* _Supplied records_:

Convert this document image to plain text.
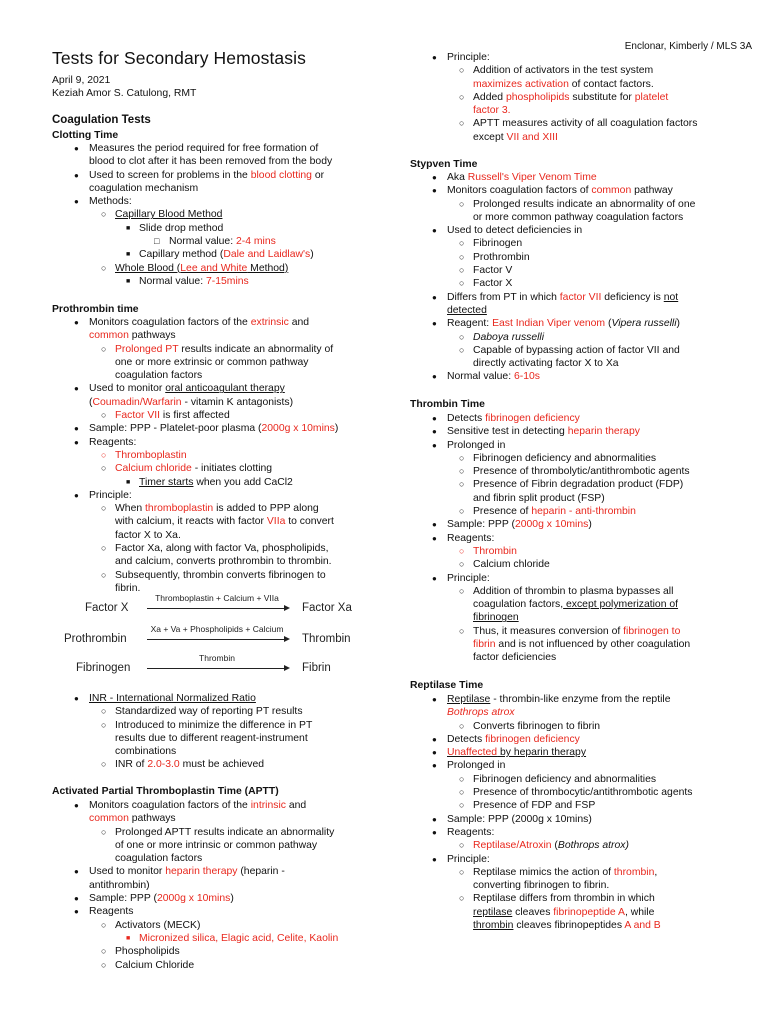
Enclonar, Kimberly / MLS 3A
Tests for Secondary Hemostasis
April 9, 2021
Keziah Amor S. Catulong, RMT
Coagulation Tests
Clotting Time
●
Measures the period required for free formation of
blood to clot after it has been removed from the body
●
Used to screen for problems in the blood clotting or
coagulation mechanism
●
Methods:
○
Capillary Blood Method
■
Slide drop method
□
Normal value: 2-4 mins
■
Capillary method (Dale and Laidlaw's)
○
Whole Blood (Lee and White Method)
■
Normal value: 7-15mins
Prothrombin time
●
Monitors coagulation factors of the extrinsic and
common pathways
○
Prolonged PT results indicate an abnormality of
one or more extrinsic or common pathway
coagulation factors
●
Used to monitor oral anticoagulant therapy
(Coumadin/Warfarin - vitamin K antagonists)
○
Factor VII is first affected
●
Sample: PPP - Platelet-poor plasma (2000g x 10mins)
●
Reagents:
○
Thromboplastin
○
Calcium chloride - initiates clotting
■
Timer starts when you add CaCl2
●
Principle:
○
When thromboplastin is added to PPP along
with calcium, it reacts with factor VIIa to convert
factor X to Xa.
○
Factor Xa, along with factor Va, phospholipids,
and calcium, converts prothrombin to thrombin.
○
Subsequently, thrombin converts fibrinogen to
fibrin.
Factor X
Thromboplastin + Calcium + VIIa
Factor Xa
Prothrombin
Xa + Va + Phospholipids + Calcium
Thrombin
Fibrinogen
Thrombin
Fibrin
●
INR - International Normalized Ratio
○
Standardized way of reporting PT results
○
Introduced to minimize the difference in PT
results due to different reagent-instrument
combinations
○
INR of 2.0-3.0 must be achieved
Activated Partial Thromboplastin Time (APTT)
●
Monitors coagulation factors of the intrinsic and
common pathways
○
Prolonged APTT results indicate an abnormality
of one or more intrinsic or common pathway
coagulation factors
●
Used to monitor heparin therapy (heparin -
antithrombin)
●
Sample: PPP (2000g x 10mins)
●
Reagents
○
Activators (MECK)
■
Micronized silica, Elagic acid, Celite, Kaolin
○
Phospholipids
○
Calcium Chloride
●
Principle:
○
Addition of activators in the test system
maximizes activation of contact factors.
○
Added phospholipids substitute for platelet
factor 3.
○
APTT measures activity of all coagulation factors
except VII and XIII
Stypven Time
●
Aka Russell's Viper Venom Time
●
Monitors coagulation factors of common pathway
○
Prolonged results indicate an abnormality of one
or more common pathway coagulation factors
●
Used to detect deficiencies in
○
Fibrinogen
○
Prothrombin
○
Factor V
○
Factor X
●
Differs from PT in which factor VII deficiency is not
detected
●
Reagent: East Indian Viper venom (Vipera russelli)
○
Daboya russelli
○
Capable of bypassing action of factor VII and
directly activating factor X to Xa
●
Normal value: 6-10s
Thrombin Time
●
Detects fibrinogen deficiency
●
Sensitive test in detecting heparin therapy
●
Prolonged in
○
Fibrinogen deficiency and abnormalities
○
Presence of thrombolytic/antithrombotic agents
○
Presence of Fibrin degradation product (FDP)
and fibrin split product (FSP)
○
Presence of heparin - anti-thrombin
●
Sample: PPP (2000g x 10mins)
●
Reagents:
○
Thrombin
○
Calcium chloride
●
Principle:
○
Addition of thrombin to plasma bypasses all
coagulation factors, except polymerization of
fibrinogen
○
Thus, it measures conversion of fibrinogen to
fibrin and is not influenced by other coagulation
factor deficiencies
Reptilase Time
●
Reptilase - thrombin-like enzyme from the reptile
Bothrops atrox
○
Converts fibrinogen to fibrin
●
Detects fibrinogen deficiency
●
Unaffected by heparin therapy
●
Prolonged in
○
Fibrinogen deficiency and abnormalities
○
Presence of thrombocytic/antithrombotic agents
○
Presence of FDP and FSP
●
Sample: PPP (2000g x 10mins)
●
Reagents:
○
Reptilase/Atroxin (Bothrops atrox)
●
Principle:
○
Reptilase mimics the action of thrombin,
converting fibrinogen to fibrin.
○
Reptilase differs from thrombin in which
reptilase cleaves fibrinopeptide A, while
thrombin cleaves fibrinopeptides A and B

* _Exercise aim_: Extract, from the material above, each line holding the word "action".

* _Result below_:
Capable of bypassing action of factor VII and
Reptilase mimics the action of thrombin,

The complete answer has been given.